**Requests:**
• a. In the text on IPsec policy and Keynote, in which file is the Keynote policy typically located?
• b. Continue the text on IPsec policy and certificate extensions from the point where it stops.

**Selection:**
____
IPSec Policy and Keynote

IPsec policy (under OpenBSD, anyway) used to be enforced by the Keynote trust management system. This is essentially a language used for describing whether a given IPsec connection attempt is legitimate or not. Typically, this policy is located in /etc/isakmpd/isakmpd.policy. (Later versions of OpenBSD eliminated this requirement.)

One common policy states the following:

To configure this type of policy, it is essential that the correct distuguished name be extracted from the CA certificate. This may be accomplished by the following: 

  # openssl x509 -in /etc/ssl/ca.crt -noout -subject | \
     sed -e 's@^subject= @@g'

Once this DN has been extracted, the isakmpd.policy file may be constructed: 

Keynote-version: 2
Authorizer: "POLICY"
Licensees: "DN:/C=CA/ST=Alberta/L=Calgary/O=My company/CN=ca@mycompany.com"
Conditions: app_domain == "IPsec policy" &&
            esp_present == "yes" &&
            esp_enc_alg != "null" -> "true";

Other references include:

Extended Key Usage (EKU) fields

EKU fields are used in X.509 certificates to indicate what applications a particular certificate may be used for. They are represented as OIDs, dotted-decimal strings of 28-bit integers. An OID is a totally general, but uniquely allocated hierarchial identifier used in a variety of standards. A master repository of OIDs is available at http://oid.elibel.tm.fr/.

For many crypto applications, EKU fields are not used at all. Occasionally, such as when interoperating between different vendors' products (e.g. Microsoft, using RADIUS authentication), it may be necessary to add one or more extension to a particular certificate. Some common EKU OIDs are:

1.3.6.1.5.5.7.3.1 (serverAuth)
SSL/TLS Web Server Certificate
1.3.6.1.5.5.7.3.2 (clientAuth)
SSL/TLS Web Client Certificate
1.3.6.1.5.5.7.3.3 (codeSigning)
Code Signing
1.3.6.1.5.5.7.3.4 (emailProtection)
Email Protection
1.3.6.1.5.5.7.3.8 (timeStamping)
Time Stamping
1.3.6.1.4.1.311.2.1.21 (msCodeInd)
____
**Records shown:**
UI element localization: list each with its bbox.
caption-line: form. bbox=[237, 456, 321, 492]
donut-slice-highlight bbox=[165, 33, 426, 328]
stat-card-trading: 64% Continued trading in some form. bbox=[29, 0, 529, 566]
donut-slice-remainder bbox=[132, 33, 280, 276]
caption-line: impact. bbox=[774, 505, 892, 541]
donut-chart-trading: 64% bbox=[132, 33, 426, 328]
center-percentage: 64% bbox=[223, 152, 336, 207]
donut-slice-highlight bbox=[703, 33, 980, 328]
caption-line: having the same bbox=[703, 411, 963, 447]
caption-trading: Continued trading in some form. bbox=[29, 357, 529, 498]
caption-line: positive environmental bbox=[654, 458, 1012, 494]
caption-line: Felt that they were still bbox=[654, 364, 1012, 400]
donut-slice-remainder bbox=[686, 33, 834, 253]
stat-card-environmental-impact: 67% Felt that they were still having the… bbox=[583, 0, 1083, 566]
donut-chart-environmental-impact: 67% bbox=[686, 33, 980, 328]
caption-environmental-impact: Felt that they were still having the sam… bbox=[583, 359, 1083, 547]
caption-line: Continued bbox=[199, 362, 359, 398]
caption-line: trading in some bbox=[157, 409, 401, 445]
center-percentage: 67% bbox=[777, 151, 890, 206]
____
**Answer list:**
• a. It is typically located in /etc/isakmpd/isakmpd.policy.

• b.
Microsoft Individual Code Signing
1.3.6.1.4.1.311.2.1.22 (msCodeCom)
Microsoft Commercial Code Signing
1.3.6.1.4.1.311.10.3.1 (msCTLSign)
Microsoft Trust List Signing
1.3.6.1.4.1.311.10.3.3 (msSGC)
Microsoft Server Gated Crypto (strong crypto export approved)
1.3.6.1.4.1.311.10.3.4 (msEFS)
Microsoft Encrypted File System
2.16.840.1.113730.4.1 (nsSGC)
Netscape Server Gated Crypto (strong crypto export approved)

EKUs are added when a key is signed. To add extensions, they must first be saved to a configuration file; i.e. 

  [ ext_client ]
  # OID:1.3.6.1.5.5.7.3.2 = clientAuth to OpenSSL
  extendedKeyUsage=clientAuth
  subjectAltName=critical,email:$ENV::CN

If the above is saved to a file called /etc/ssl/ext.cnf, the following invocation will sign a certificate, adding both the SSL Client Certificate EKU and the subjectAltName extension used by isakmpd.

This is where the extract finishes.